--- INSTRUCTION ---
Convert the records, from their first line through the line containing "clear-new-button[interactable]: Clear/New —", inclusive, into a JSON list of strings with one string per line, dropping any blank lines.

--- INFORMATION SHOWN ---
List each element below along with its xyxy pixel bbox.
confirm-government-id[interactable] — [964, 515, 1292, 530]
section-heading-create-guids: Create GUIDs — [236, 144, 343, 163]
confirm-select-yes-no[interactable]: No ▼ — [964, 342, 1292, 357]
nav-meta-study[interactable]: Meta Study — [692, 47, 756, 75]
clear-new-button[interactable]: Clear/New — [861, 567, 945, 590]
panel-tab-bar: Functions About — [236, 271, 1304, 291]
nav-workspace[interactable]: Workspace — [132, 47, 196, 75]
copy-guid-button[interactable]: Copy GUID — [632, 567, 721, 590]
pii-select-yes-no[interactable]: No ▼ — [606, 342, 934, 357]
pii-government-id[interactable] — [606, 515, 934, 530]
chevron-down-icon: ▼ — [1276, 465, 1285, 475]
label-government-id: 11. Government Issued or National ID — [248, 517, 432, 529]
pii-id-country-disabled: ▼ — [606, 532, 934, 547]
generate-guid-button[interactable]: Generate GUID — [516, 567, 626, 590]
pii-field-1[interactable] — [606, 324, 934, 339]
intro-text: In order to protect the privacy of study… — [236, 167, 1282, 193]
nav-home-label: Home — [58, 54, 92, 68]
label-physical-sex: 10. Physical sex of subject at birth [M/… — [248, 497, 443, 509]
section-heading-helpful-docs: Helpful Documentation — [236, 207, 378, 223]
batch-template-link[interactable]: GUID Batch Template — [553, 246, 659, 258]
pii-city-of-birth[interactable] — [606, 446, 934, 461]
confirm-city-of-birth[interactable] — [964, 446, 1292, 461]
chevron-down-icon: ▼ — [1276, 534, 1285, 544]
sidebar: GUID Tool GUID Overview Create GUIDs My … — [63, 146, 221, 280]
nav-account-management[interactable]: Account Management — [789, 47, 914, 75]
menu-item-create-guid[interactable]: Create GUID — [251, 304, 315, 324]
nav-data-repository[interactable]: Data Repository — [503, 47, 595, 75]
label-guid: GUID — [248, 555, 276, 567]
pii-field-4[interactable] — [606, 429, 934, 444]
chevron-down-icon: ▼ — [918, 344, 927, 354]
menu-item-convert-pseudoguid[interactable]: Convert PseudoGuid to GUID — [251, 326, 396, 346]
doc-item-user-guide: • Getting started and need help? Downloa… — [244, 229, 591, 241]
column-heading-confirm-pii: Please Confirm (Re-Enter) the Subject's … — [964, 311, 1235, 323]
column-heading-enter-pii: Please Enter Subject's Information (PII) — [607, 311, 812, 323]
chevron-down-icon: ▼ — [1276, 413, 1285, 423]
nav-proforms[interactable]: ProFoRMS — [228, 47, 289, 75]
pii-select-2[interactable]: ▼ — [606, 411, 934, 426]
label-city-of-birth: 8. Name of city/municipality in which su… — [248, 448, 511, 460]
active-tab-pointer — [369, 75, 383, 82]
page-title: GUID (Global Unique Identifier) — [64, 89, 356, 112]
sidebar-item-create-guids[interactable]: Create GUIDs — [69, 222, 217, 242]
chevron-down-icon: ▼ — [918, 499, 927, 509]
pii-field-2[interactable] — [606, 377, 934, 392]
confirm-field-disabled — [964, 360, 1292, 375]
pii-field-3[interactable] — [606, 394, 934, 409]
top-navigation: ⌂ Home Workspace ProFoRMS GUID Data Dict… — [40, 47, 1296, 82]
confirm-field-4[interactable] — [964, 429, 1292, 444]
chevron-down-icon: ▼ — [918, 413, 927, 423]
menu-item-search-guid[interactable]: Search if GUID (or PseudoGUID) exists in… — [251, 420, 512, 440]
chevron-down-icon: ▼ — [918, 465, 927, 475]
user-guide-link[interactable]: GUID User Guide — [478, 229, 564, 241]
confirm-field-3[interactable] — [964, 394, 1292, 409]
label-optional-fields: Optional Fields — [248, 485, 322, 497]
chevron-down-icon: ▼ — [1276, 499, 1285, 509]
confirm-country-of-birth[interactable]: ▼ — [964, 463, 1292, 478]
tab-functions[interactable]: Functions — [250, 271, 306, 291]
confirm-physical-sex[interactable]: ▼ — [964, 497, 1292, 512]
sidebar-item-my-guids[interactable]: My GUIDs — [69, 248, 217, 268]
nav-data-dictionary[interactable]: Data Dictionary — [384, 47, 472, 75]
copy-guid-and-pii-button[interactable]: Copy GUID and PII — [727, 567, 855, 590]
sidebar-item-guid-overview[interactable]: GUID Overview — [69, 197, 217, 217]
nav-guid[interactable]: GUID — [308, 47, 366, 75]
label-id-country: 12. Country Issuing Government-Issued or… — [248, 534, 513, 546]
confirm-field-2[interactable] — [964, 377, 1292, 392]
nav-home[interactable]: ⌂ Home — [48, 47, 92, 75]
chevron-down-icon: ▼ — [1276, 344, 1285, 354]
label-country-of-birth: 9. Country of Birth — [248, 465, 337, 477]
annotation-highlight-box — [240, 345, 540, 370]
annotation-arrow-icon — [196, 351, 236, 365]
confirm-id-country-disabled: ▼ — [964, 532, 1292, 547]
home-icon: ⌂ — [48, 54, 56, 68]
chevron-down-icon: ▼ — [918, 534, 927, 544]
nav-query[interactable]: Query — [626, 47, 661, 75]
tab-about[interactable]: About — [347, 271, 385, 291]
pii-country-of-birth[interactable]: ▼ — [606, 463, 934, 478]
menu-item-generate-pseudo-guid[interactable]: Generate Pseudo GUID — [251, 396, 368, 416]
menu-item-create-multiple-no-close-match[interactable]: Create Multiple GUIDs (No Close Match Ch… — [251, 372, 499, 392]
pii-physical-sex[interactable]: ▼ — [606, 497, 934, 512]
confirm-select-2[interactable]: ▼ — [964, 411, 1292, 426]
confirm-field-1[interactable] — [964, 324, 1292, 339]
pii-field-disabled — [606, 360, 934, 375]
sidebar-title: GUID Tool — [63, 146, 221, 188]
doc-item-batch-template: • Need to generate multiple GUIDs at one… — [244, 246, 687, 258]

--- SOLUTION FOR THIS EXERCISE ---
[
  "List each element below along with its xyxy pixel bbox.",
  "confirm-government-id[interactable] — [964, 515, 1292, 530]",
  "section-heading-create-guids: Create GUIDs — [236, 144, 343, 163]",
  "confirm-select-yes-no[interactable]: No ▼ — [964, 342, 1292, 357]",
  "nav-meta-study[interactable]: Meta Study — [692, 47, 756, 75]",
  "clear-new-button[interactable]: Clear/New — [861, 567, 945, 590]"
]